start
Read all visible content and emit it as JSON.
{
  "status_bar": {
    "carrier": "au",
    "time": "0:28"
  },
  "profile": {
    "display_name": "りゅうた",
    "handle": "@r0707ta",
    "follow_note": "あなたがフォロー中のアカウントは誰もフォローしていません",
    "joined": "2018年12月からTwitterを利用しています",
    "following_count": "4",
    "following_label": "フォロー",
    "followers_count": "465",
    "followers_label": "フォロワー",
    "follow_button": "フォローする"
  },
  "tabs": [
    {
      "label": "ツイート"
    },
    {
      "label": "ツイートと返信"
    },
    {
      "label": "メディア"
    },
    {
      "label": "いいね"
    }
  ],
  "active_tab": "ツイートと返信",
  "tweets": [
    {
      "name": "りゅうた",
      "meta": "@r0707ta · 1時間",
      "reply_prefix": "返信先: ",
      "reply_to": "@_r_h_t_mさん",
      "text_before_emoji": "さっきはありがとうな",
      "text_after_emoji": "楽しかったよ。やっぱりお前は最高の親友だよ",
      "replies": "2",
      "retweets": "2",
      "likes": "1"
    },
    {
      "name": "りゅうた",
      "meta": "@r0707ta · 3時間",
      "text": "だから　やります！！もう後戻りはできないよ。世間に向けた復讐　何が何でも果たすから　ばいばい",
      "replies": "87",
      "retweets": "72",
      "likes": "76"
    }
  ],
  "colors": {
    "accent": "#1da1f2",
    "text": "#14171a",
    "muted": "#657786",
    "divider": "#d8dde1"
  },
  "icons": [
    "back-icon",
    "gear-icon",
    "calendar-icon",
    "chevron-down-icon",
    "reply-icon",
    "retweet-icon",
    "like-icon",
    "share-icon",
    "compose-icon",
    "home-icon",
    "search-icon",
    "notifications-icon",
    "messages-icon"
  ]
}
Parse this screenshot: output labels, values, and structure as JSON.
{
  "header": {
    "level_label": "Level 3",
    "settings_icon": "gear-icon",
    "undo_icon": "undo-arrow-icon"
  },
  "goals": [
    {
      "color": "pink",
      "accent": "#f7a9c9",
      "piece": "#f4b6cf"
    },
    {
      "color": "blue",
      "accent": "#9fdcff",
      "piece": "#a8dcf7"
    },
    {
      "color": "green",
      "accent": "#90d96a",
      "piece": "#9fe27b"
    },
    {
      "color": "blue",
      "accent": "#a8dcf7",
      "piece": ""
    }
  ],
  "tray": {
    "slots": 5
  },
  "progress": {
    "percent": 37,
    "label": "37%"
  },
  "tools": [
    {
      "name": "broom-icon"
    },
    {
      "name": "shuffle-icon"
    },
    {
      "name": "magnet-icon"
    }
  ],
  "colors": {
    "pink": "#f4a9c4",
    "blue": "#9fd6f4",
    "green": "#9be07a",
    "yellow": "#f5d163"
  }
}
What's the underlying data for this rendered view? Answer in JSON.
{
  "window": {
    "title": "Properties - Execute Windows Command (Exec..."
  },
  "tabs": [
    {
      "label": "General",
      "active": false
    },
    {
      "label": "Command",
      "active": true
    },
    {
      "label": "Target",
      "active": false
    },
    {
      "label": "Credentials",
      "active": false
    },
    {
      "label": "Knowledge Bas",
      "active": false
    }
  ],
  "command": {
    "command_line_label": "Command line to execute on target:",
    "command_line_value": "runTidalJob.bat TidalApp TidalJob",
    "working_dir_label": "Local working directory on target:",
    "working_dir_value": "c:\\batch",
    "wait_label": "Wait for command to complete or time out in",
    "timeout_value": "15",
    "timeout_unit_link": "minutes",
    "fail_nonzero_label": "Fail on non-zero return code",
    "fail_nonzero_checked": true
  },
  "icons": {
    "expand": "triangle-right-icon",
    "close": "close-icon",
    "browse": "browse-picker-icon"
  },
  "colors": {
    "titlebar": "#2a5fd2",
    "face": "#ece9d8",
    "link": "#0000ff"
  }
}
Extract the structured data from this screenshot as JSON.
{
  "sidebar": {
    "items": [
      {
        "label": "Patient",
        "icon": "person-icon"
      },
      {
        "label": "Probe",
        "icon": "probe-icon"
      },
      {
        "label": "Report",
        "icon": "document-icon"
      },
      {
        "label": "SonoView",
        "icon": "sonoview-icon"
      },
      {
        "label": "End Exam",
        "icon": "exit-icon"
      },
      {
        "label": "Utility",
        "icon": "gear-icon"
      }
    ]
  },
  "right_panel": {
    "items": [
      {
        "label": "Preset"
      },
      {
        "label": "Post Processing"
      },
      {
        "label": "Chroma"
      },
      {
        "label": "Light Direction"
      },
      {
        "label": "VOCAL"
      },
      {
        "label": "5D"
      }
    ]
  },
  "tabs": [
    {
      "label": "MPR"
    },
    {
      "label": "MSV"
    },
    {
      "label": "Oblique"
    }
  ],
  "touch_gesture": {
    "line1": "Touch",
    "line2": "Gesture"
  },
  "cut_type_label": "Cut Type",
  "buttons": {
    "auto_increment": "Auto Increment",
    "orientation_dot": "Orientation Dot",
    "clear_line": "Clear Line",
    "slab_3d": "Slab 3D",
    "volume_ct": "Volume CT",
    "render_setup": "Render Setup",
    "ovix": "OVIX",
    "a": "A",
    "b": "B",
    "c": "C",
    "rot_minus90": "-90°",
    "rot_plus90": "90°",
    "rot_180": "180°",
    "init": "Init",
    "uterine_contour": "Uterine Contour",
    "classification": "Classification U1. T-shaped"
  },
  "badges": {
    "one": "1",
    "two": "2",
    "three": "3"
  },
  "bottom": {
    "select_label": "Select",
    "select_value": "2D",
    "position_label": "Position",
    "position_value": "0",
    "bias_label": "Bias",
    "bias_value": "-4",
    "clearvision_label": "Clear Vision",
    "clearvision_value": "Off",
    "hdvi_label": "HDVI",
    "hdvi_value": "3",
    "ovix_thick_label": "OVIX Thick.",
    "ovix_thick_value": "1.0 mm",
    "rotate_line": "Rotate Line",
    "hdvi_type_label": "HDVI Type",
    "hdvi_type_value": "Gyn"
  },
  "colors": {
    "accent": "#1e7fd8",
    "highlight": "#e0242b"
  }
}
end
=== TASK TO COMPLETE ===
Collect each line containing the string "piece".

=== RESPONSE TO THIS EXERCISE ===
      "piece": "#f4b6cf"
      "piece": "#a8dcf7"
      "piece": "#9fe27b"
      "piece": ""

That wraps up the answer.